§ **Stated goal**
Search the data for the word "wellbeing" and copy every line that contains it.

§ **Data in this exercise**
################

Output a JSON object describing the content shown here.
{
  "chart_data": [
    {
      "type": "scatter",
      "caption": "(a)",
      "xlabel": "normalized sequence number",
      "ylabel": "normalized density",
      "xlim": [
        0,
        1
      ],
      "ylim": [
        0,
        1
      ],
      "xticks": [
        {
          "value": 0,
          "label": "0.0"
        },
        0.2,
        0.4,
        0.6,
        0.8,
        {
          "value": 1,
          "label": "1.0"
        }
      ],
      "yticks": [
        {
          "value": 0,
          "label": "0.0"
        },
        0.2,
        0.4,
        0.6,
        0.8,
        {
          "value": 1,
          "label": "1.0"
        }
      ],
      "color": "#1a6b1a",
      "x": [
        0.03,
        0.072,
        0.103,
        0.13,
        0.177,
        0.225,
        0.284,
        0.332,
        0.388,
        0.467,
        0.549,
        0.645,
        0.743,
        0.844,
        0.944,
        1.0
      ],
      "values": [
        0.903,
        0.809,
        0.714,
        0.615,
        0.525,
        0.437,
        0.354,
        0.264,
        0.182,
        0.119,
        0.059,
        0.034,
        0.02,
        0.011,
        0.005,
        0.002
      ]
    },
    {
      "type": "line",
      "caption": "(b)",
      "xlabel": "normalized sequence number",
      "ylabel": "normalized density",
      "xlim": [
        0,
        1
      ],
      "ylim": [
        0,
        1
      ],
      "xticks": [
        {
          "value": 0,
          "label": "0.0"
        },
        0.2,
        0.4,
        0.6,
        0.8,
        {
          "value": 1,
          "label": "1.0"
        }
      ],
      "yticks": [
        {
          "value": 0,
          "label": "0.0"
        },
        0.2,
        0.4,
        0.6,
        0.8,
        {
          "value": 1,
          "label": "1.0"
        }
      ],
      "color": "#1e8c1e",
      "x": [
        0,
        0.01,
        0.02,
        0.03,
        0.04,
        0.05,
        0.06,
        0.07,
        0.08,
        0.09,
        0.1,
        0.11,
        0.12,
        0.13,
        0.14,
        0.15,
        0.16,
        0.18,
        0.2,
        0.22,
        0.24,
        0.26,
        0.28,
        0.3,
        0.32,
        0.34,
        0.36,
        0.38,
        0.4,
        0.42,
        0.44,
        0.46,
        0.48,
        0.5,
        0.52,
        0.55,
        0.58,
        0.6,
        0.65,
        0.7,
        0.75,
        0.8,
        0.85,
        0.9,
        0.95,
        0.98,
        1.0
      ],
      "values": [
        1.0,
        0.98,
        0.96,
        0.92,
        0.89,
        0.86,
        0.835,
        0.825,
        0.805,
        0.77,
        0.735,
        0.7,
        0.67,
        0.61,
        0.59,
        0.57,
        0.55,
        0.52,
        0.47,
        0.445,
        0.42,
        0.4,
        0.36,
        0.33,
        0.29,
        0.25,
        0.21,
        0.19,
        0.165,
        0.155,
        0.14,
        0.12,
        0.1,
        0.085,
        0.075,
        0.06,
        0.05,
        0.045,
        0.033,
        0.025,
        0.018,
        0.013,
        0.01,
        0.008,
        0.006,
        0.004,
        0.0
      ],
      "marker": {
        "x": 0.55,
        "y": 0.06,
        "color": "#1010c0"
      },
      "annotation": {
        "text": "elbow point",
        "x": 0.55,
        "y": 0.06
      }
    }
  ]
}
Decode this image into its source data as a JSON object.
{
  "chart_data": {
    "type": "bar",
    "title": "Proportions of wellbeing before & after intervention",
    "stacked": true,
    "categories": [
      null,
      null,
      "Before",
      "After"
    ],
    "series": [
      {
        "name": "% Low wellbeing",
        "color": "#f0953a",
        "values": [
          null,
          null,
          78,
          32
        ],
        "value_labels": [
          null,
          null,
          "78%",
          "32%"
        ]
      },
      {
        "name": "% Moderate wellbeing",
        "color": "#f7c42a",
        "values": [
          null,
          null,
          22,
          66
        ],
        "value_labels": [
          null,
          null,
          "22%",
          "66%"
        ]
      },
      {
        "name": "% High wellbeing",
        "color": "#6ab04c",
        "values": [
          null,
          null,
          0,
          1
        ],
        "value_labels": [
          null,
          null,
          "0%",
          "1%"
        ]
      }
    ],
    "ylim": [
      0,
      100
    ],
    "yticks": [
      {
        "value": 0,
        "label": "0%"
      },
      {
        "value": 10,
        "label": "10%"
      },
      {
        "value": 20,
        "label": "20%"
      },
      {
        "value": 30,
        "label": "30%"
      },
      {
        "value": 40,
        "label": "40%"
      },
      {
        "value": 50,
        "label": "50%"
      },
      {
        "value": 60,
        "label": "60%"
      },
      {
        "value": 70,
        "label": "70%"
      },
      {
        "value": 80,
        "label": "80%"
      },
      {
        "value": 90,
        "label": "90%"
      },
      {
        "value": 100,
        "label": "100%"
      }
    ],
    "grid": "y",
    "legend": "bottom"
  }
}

################

§ **Answer for the task**
    "title": "Proportions of wellbeing before & after intervention",
        "name": "% Low wellbeing",
        "name": "% Moderate wellbeing",
        "name": "% High wellbeing",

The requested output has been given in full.